# DATA SUPPLIED
━━━━
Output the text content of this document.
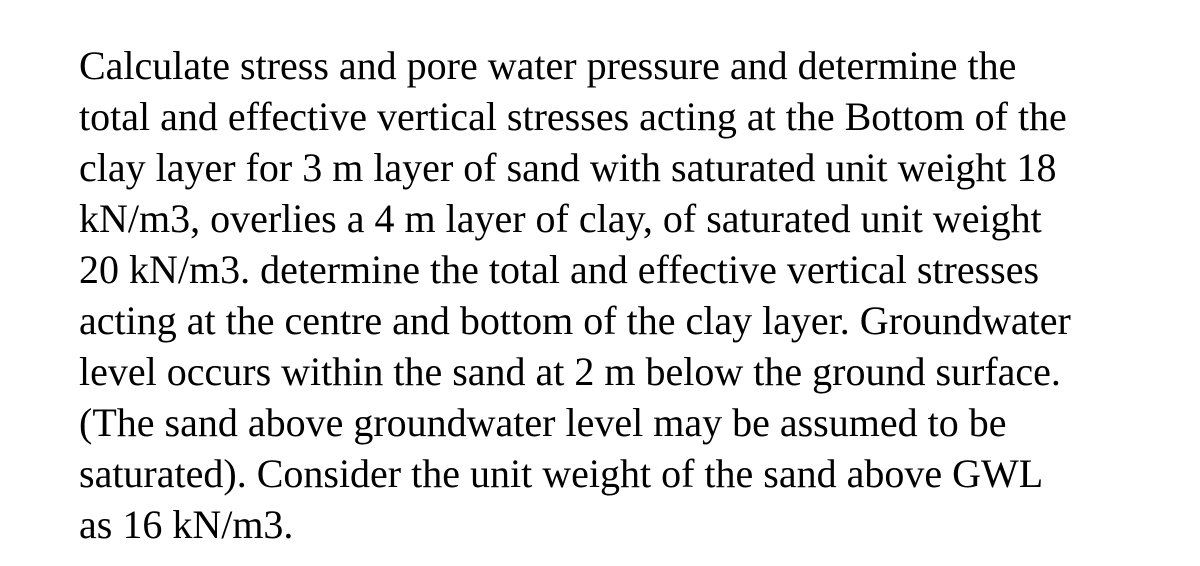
Calculate stress and pore water pressure and determine the
total and effective vertical stresses acting at the Bottom of the
clay layer for 3 m layer of sand with saturated unit weight 18
kN/m3, overlies a 4 m layer of clay, of saturated unit weight
20 kN/m3. determine the total and effective vertical stresses
acting at the centre and bottom of the clay layer. Groundwater
level occurs within the sand at 2 m below the ground surface.
(The sand above groundwater level may be assumed to be
saturated). Consider the unit weight of the sand above GWL
as 16 kN/m3.
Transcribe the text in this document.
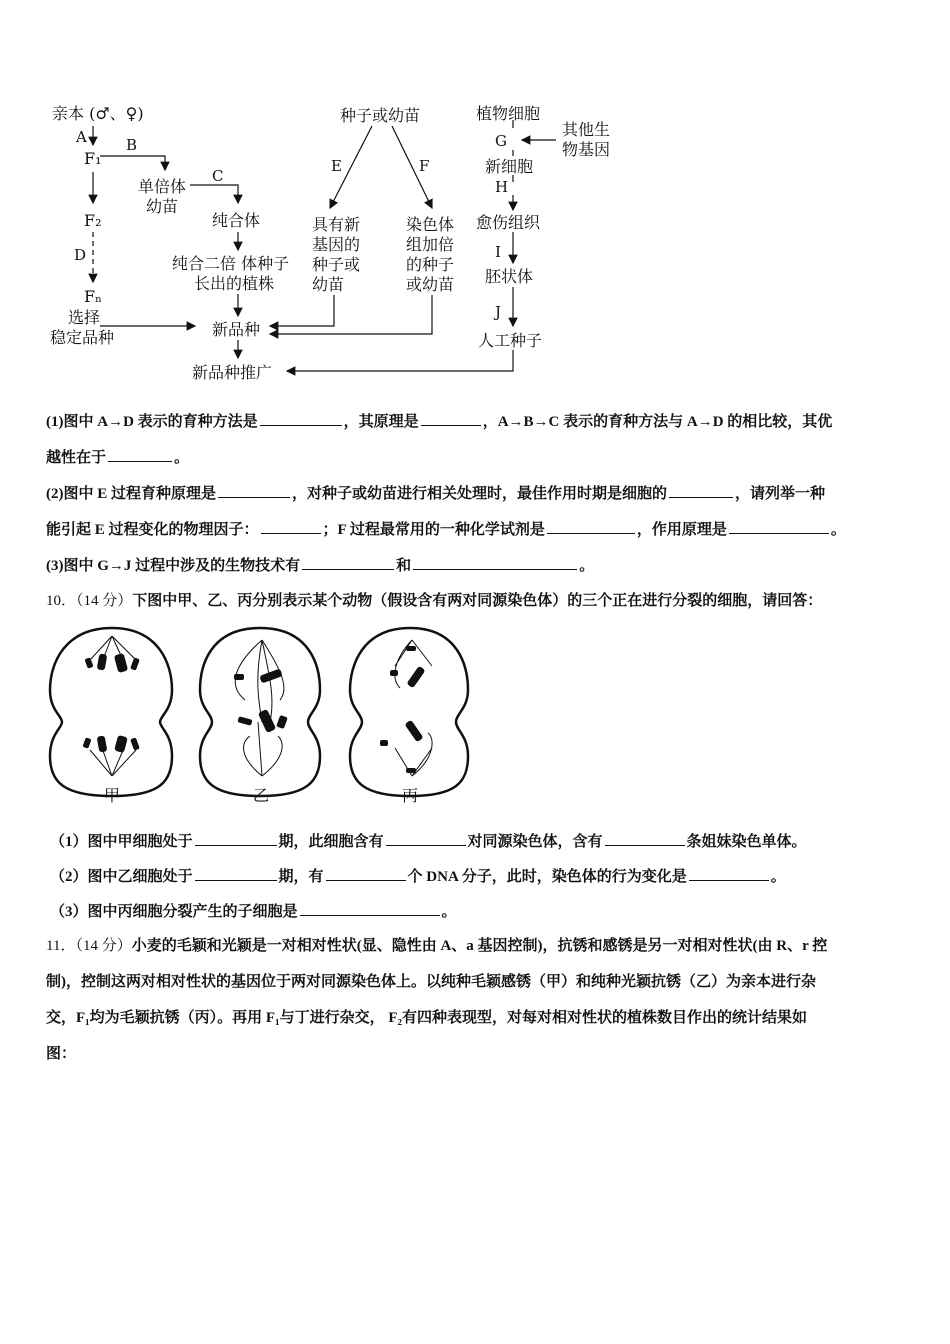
亲本 (♂、♀)
A
F₁
B
F₂
D
Fₙ
选择
稳定品种
单倍体
幼苗
C
纯合体
纯合二倍 体种子
长出的植株
新品种
新品种推广
种子或幼苗
E	F
具有新
基因的
种子或
幼苗
染色体
组加倍
的种子
或幼苗
植物细胞
G
其他生
物基因
新细胞
H
愈伤组织
I
胚状体
J
人工种子
(1)图中 A→D 表示的育种方法是	，其原理是	，A→B→C 表示的育种方法与 A→D 的相比较，其优
越性在于	。
(2)图中 E 过程育种原理是	，对种子或幼苗进行相关处理时，最佳作用时期是细胞的	，请列举一种
能引起 E 过程变化的物理因子：	；F 过程最常用的一种化学试剂是	，作用原理是	。
(3)图中 G→J 过程中涉及的生物技术有	和	。
10．（14 分）下图中甲、乙、丙分别表示某个动物（假设含有两对同源染色体）的三个正在进行分裂的细胞，请回答：
甲	乙	丙
（1）图中甲细胞处于	期，此细胞含有	对同源染色体，含有	条姐妹染色单体。
（2）图中乙细胞处于	期，有	个 DNA 分子，此时，染色体的行为变化是	。
（3）图中丙细胞分裂产生的子细胞是	。
11．（14 分）小麦的毛颖和光颖是一对相对性状(显、隐性由 A、a 基因控制)，抗锈和感锈是另一对相对性状(由 R、r 控
制)，控制这两对相对性状的基因位于两对同源染色体上。以纯种毛颖感锈（甲）和纯种光颖抗锈（乙）为亲本进行杂
交，F₁均为毛颖抗锈（丙）。再用 F₁与丁进行杂交， F₂有四种表现型，对每对相对性状的植株数目作出的统计结果如
图：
━━━━
Reproduce the full material exactly, excluding the pictures.

# EXERCISE SOLUTION
Output the text content of this document.
Calculate stress and pore water pressure and determine the
total and effective vertical stresses acting at the Bottom of the
clay layer for 3 m layer of sand with saturated unit weight 18
kN/m3, overlies a 4 m layer of clay, of saturated unit weight
20 kN/m3. determine the total and effective vertical stresses
acting at the centre and bottom of the clay layer. Groundwater
level occurs within the sand at 2 m below the ground surface.
(The sand above groundwater level may be assumed to be
saturated). Consider the unit weight of the sand above GWL
as 16 kN/m3.
Transcribe the text in this document.
亲本 (♂、♀)
A
F₁
B
F₂
D
Fₙ
选择
稳定品种
单倍体
幼苗
C
纯合体
纯合二倍 体种子
长出的植株
新品种
新品种推广
种子或幼苗
E	F
具有新
基因的
种子或
幼苗
染色体
组加倍
的种子
或幼苗
植物细胞
G
其他生
物基因
新细胞
H
愈伤组织
I
胚状体
J
人工种子
(1)图中 A→D 表示的育种方法是	，其原理是	，A→B→C 表示的育种方法与 A→D 的相比较，其优
越性在于	。
(2)图中 E 过程育种原理是	，对种子或幼苗进行相关处理时，最佳作用时期是细胞的	，请列举一种
能引起 E 过程变化的物理因子：	；F 过程最常用的一种化学试剂是	，作用原理是	。
(3)图中 G→J 过程中涉及的生物技术有	和	。
10．（14 分）下图中甲、乙、丙分别表示某个动物（假设含有两对同源染色体）的三个正在进行分裂的细胞，请回答：
甲	乙	丙
（1）图中甲细胞处于	期，此细胞含有	对同源染色体，含有	条姐妹染色单体。
（2）图中乙细胞处于	期，有	个 DNA 分子，此时，染色体的行为变化是	。
（3）图中丙细胞分裂产生的子细胞是	。
11．（14 分）小麦的毛颖和光颖是一对相对性状(显、隐性由 A、a 基因控制)，抗锈和感锈是另一对相对性状(由 R、r 控
制)，控制这两对相对性状的基因位于两对同源染色体上。以纯种毛颖感锈（甲）和纯种光颖抗锈（乙）为亲本进行杂
交，F₁均为毛颖抗锈（丙）。再用 F₁与丁进行杂交， F₂有四种表现型，对每对相对性状的植株数目作出的统计结果如
图：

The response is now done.